## Instructions for the task
Locate each line in the records containing "výroba". Copy it.

## Dataset extract
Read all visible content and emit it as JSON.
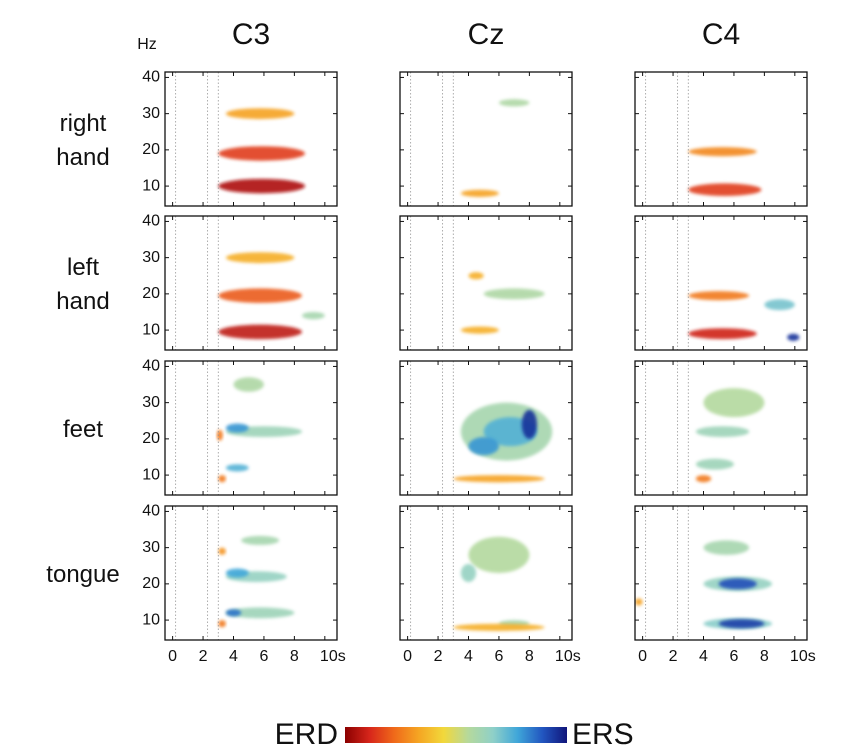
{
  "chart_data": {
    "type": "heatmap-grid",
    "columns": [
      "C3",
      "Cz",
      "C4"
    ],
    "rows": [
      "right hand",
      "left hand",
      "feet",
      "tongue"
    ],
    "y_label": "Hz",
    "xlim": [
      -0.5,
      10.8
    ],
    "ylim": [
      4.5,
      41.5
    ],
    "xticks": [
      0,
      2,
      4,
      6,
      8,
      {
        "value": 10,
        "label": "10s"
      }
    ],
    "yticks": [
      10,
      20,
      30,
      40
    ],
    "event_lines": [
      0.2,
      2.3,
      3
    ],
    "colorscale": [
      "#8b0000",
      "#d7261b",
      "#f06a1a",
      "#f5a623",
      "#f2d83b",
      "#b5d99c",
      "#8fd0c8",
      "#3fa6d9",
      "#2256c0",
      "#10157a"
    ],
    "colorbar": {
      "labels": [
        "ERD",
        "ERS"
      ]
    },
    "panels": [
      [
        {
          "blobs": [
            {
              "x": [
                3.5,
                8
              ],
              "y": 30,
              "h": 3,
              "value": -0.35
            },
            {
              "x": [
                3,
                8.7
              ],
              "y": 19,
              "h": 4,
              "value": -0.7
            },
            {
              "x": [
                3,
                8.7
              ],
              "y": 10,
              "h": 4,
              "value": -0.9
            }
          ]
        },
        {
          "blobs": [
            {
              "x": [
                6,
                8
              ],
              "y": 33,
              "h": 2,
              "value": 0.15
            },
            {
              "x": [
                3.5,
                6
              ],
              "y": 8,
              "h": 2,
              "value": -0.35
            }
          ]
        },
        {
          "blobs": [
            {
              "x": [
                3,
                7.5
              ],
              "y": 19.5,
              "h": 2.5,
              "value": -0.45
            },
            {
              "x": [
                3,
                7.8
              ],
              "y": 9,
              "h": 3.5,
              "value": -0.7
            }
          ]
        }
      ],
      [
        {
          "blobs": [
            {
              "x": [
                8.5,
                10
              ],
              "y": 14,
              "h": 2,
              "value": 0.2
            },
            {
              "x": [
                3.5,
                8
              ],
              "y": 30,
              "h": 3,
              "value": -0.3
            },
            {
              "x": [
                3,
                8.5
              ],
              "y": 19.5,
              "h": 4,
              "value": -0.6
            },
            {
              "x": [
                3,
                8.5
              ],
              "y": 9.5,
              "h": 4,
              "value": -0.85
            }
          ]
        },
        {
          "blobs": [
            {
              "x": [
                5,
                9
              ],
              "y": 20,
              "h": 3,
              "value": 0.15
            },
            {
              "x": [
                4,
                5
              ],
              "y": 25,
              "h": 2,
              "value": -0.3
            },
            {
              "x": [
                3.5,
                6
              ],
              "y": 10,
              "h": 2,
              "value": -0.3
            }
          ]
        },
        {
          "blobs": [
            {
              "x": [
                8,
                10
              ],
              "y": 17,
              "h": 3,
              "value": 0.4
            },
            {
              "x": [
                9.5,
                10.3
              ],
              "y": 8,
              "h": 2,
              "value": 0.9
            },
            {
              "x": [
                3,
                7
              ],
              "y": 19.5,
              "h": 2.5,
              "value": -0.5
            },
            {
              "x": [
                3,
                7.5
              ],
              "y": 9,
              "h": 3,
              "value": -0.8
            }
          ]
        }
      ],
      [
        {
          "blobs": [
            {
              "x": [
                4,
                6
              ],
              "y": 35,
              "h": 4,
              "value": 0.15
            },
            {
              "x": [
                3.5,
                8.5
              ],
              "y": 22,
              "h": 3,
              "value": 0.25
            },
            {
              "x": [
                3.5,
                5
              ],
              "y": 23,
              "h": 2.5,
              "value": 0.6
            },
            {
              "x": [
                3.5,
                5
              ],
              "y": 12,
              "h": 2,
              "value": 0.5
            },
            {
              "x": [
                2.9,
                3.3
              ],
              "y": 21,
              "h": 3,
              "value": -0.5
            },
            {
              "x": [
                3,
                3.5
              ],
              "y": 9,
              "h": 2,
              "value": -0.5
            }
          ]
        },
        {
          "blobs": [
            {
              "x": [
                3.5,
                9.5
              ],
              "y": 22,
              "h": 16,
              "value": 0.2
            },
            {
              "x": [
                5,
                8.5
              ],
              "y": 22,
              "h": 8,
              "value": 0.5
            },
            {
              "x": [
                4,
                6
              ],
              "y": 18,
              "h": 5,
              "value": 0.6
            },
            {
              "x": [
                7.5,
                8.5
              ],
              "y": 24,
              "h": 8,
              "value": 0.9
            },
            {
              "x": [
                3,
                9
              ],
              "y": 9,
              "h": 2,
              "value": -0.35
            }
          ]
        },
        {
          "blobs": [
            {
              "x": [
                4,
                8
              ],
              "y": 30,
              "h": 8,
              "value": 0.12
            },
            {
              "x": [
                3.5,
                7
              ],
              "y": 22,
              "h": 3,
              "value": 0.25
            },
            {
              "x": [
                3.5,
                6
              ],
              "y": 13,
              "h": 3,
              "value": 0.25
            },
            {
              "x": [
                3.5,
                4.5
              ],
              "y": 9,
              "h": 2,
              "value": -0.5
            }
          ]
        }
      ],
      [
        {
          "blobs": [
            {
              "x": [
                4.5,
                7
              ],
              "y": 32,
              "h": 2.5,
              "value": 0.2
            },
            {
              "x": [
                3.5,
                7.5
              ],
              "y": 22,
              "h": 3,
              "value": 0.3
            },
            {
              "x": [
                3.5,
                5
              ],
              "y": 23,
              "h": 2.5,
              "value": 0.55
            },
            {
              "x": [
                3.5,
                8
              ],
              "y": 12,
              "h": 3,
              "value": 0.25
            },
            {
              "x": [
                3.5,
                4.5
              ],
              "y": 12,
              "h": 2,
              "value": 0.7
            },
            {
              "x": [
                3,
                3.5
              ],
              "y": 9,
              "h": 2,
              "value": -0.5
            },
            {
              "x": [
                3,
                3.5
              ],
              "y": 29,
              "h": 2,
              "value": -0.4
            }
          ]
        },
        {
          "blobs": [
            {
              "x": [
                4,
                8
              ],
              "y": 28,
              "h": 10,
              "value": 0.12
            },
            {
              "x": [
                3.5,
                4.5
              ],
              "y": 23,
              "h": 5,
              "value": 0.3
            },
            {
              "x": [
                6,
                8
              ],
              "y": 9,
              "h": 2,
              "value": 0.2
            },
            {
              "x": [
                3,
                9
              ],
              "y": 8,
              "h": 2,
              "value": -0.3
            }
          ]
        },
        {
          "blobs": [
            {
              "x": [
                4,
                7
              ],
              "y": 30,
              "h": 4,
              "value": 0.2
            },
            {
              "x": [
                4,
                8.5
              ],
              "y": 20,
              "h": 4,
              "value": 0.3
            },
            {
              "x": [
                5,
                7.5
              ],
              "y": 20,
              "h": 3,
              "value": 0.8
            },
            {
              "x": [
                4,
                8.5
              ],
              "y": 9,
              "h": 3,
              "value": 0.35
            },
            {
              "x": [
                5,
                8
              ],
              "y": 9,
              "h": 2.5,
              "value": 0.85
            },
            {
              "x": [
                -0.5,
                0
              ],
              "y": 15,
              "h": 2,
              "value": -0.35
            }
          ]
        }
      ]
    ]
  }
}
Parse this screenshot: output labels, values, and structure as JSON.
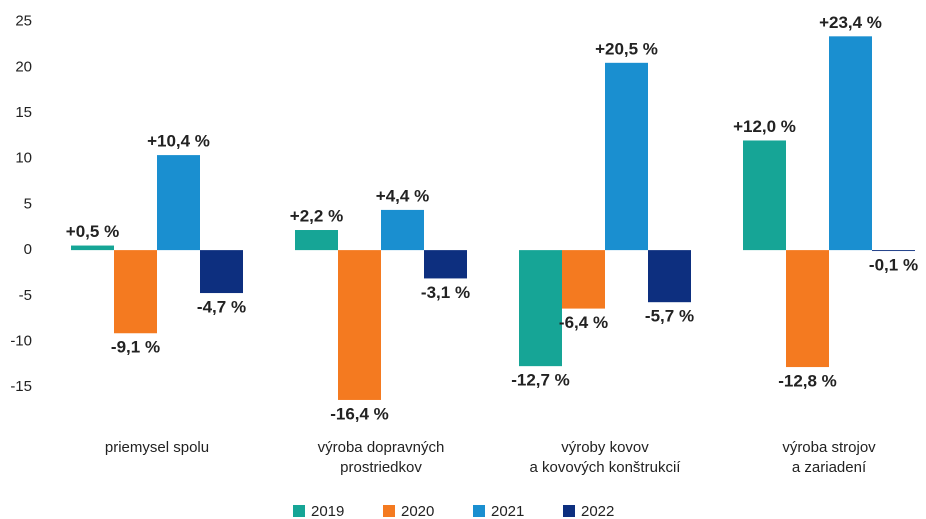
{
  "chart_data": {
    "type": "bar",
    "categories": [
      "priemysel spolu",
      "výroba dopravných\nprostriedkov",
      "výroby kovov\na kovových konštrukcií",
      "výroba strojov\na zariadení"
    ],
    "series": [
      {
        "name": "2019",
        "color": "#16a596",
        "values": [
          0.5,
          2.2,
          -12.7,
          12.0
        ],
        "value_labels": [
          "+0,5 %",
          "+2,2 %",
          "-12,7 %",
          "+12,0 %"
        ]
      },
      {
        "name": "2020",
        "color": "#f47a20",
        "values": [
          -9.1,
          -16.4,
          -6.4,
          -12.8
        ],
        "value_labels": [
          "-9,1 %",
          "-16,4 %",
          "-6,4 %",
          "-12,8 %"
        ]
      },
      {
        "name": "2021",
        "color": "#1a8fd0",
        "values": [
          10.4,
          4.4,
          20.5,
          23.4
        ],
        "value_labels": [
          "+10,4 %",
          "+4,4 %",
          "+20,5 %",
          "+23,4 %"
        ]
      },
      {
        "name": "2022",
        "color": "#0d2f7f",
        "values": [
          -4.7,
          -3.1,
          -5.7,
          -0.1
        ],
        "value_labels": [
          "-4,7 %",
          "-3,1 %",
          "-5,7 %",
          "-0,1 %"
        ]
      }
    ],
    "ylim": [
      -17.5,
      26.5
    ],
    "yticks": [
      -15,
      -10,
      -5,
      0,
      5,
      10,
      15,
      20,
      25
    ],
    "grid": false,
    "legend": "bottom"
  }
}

## Written solution
      "výroba dopravných\nprostriedkov",
      "výroba strojov\na zariadení"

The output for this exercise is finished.